● Problem to solve:
All of the listing below must be repeated word for word. Pictures are the only thing to omit.

================

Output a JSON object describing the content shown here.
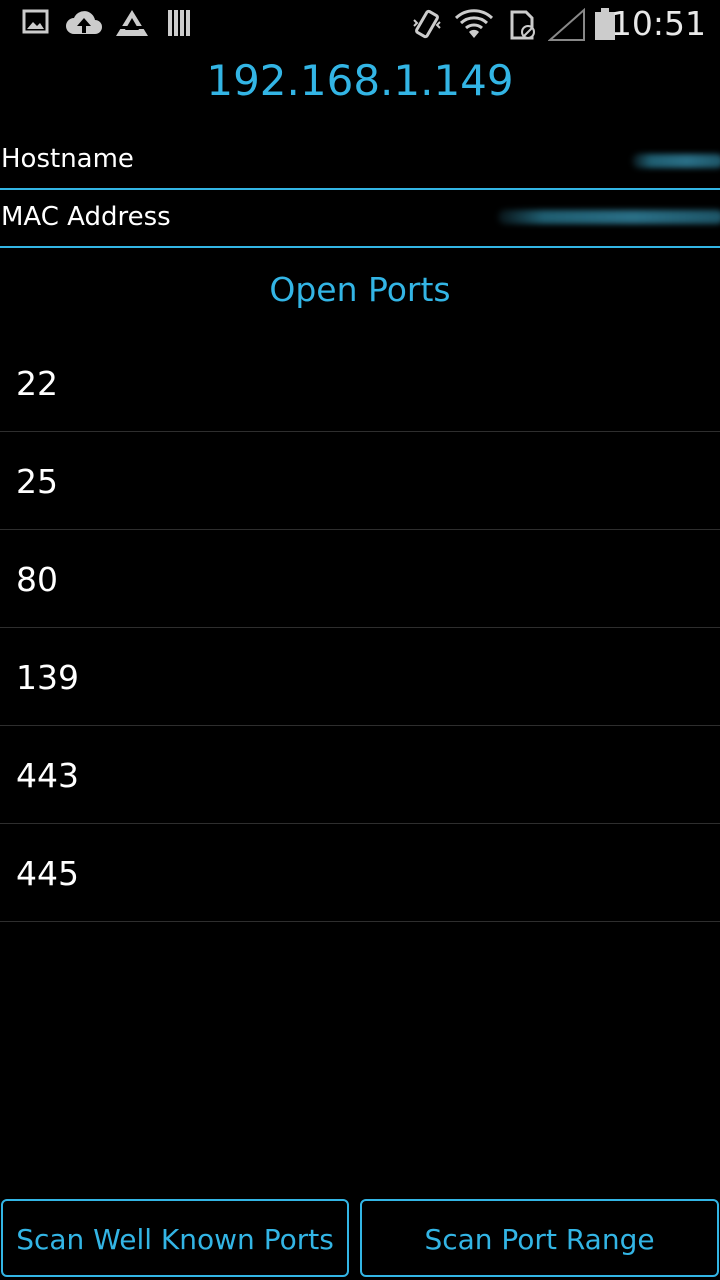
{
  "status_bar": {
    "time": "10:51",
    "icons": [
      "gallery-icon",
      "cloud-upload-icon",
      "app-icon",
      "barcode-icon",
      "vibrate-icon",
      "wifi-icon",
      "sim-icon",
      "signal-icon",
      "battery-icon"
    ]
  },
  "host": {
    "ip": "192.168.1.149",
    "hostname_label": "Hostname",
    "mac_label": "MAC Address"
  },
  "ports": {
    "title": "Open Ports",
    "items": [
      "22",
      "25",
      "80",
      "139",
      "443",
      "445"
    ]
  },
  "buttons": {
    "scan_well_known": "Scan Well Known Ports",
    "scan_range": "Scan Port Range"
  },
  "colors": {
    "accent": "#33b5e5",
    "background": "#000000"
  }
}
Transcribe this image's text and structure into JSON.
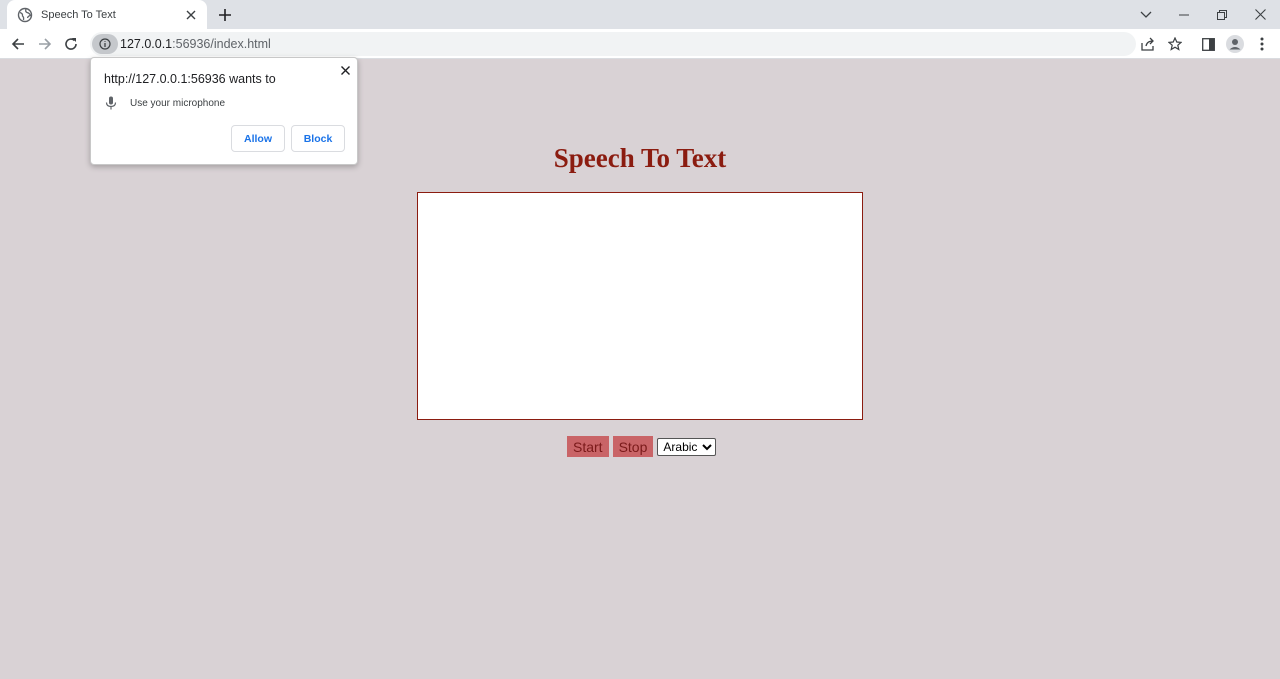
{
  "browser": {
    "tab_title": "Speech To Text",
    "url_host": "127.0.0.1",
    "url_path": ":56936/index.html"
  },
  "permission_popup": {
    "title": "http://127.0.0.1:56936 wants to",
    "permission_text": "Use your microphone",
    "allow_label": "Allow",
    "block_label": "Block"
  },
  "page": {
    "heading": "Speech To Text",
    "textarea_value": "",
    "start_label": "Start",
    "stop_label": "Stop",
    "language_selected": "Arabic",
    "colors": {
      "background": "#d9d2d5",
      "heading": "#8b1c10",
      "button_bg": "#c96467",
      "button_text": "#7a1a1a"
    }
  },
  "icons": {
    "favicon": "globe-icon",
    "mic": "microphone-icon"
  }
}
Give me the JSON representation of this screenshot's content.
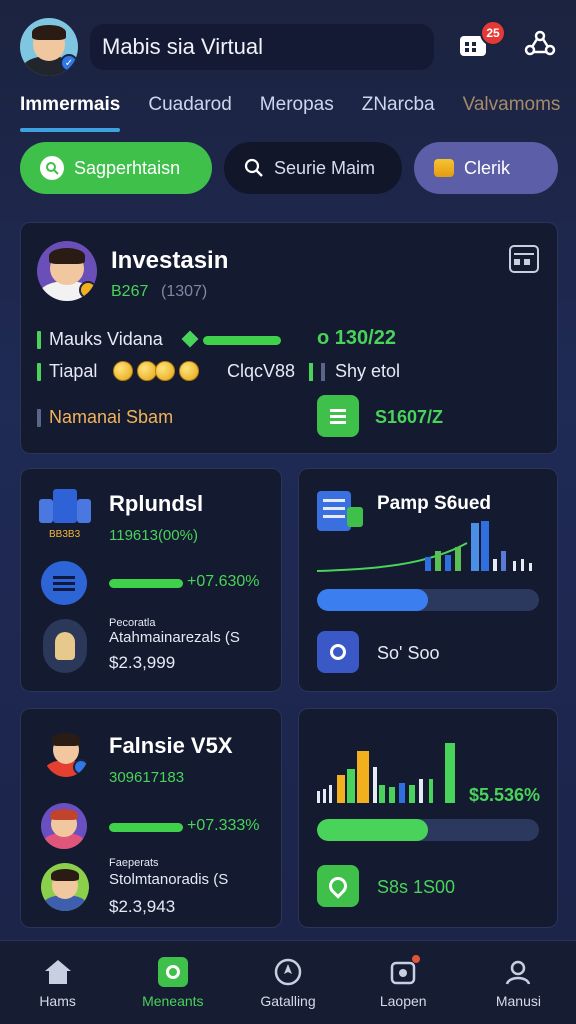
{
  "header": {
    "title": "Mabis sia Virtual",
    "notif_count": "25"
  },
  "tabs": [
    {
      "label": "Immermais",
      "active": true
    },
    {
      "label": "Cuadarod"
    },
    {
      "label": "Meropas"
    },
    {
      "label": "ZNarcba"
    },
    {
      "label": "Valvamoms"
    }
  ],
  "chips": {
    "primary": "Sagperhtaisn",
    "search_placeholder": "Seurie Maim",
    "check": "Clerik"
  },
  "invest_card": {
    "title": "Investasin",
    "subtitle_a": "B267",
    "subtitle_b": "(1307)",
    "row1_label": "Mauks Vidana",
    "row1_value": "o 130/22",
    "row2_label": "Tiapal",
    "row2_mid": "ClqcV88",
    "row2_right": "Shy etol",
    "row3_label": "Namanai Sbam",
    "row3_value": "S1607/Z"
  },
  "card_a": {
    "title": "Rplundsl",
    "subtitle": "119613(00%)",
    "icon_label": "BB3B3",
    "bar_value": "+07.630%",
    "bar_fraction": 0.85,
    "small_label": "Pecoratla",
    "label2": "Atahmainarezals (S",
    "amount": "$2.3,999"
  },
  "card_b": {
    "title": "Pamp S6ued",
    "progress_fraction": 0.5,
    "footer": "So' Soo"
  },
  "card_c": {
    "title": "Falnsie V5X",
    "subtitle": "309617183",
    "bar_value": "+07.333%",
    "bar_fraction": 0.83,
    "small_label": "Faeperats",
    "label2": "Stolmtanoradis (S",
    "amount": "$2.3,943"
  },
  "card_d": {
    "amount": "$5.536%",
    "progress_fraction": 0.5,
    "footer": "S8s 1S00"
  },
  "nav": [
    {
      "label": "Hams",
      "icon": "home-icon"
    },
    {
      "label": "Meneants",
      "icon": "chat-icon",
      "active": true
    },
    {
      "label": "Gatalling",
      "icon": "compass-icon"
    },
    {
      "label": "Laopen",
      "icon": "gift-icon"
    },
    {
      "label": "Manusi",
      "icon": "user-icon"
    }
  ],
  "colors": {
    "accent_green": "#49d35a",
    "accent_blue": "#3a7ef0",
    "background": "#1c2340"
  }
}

================

● Response:
Output a JSON object describing the content shown here.
{
  "status_bar": {
    "time": "10:51",
    "icons": [
      "gallery-icon",
      "cloud-upload-icon",
      "app-icon",
      "barcode-icon",
      "vibrate-icon",
      "wifi-icon",
      "sim-icon",
      "signal-icon",
      "battery-icon"
    ]
  },
  "host": {
    "ip": "192.168.1.149",
    "hostname_label": "Hostname",
    "mac_label": "MAC Address"
  },
  "ports": {
    "title": "Open Ports",
    "items": [
      "22",
      "25",
      "80",
      "139",
      "443",
      "445"
    ]
  },
  "buttons": {
    "scan_well_known": "Scan Well Known Ports",
    "scan_range": "Scan Port Range"
  },
  "colors": {
    "accent": "#33b5e5",
    "background": "#000000"
  }
}
Transcribe this image's text and structure into JSON.
{
  "browser": {
    "tab_title": "Speech To Text",
    "url_host": "127.0.0.1",
    "url_path": ":56936/index.html"
  },
  "permission_popup": {
    "title": "http://127.0.0.1:56936 wants to",
    "permission_text": "Use your microphone",
    "allow_label": "Allow",
    "block_label": "Block"
  },
  "page": {
    "heading": "Speech To Text",
    "textarea_value": "",
    "start_label": "Start",
    "stop_label": "Stop",
    "language_selected": "Arabic",
    "colors": {
      "background": "#d9d2d5",
      "heading": "#8b1c10",
      "button_bg": "#c96467",
      "button_text": "#7a1a1a"
    }
  },
  "icons": {
    "favicon": "globe-icon",
    "mic": "microphone-icon"
  }
}
Give me the JSON representation of this screenshot's content.
{
  "header": {
    "title": "Mabis sia Virtual",
    "notif_count": "25"
  },
  "tabs": [
    {
      "label": "Immermais",
      "active": true
    },
    {
      "label": "Cuadarod"
    },
    {
      "label": "Meropas"
    },
    {
      "label": "ZNarcba"
    },
    {
      "label": "Valvamoms"
    }
  ],
  "chips": {
    "primary": "Sagperhtaisn",
    "search_placeholder": "Seurie Maim",
    "check": "Clerik"
  },
  "invest_card": {
    "title": "Investasin",
    "subtitle_a": "B267",
    "subtitle_b": "(1307)",
    "row1_label": "Mauks Vidana",
    "row1_value": "o 130/22",
    "row2_label": "Tiapal",
    "row2_mid": "ClqcV88",
    "row2_right": "Shy etol",
    "row3_label": "Namanai Sbam",
    "row3_value": "S1607/Z"
  },
  "card_a": {
    "title": "Rplundsl",
    "subtitle": "119613(00%)",
    "icon_label": "BB3B3",
    "bar_value": "+07.630%",
    "bar_fraction": 0.85,
    "small_label": "Pecoratla",
    "label2": "Atahmainarezals (S",
    "amount": "$2.3,999"
  },
  "card_b": {
    "title": "Pamp S6ued",
    "progress_fraction": 0.5,
    "footer": "So' Soo"
  },
  "card_c": {
    "title": "Falnsie V5X",
    "subtitle": "309617183",
    "bar_value": "+07.333%",
    "bar_fraction": 0.83,
    "small_label": "Faeperats",
    "label2": "Stolmtanoradis (S",
    "amount": "$2.3,943"
  },
  "card_d": {
    "amount": "$5.536%",
    "progress_fraction": 0.5,
    "footer": "S8s 1S00"
  },
  "nav": [
    {
      "label": "Hams",
      "icon": "home-icon"
    },
    {
      "label": "Meneants",
      "icon": "chat-icon",
      "active": true
    },
    {
      "label": "Gatalling",
      "icon": "compass-icon"
    },
    {
      "label": "Laopen",
      "icon": "gift-icon"
    },
    {
      "label": "Manusi",
      "icon": "user-icon"
    }
  ],
  "colors": {
    "accent_green": "#49d35a",
    "accent_blue": "#3a7ef0",
    "background": "#1c2340"
  }
}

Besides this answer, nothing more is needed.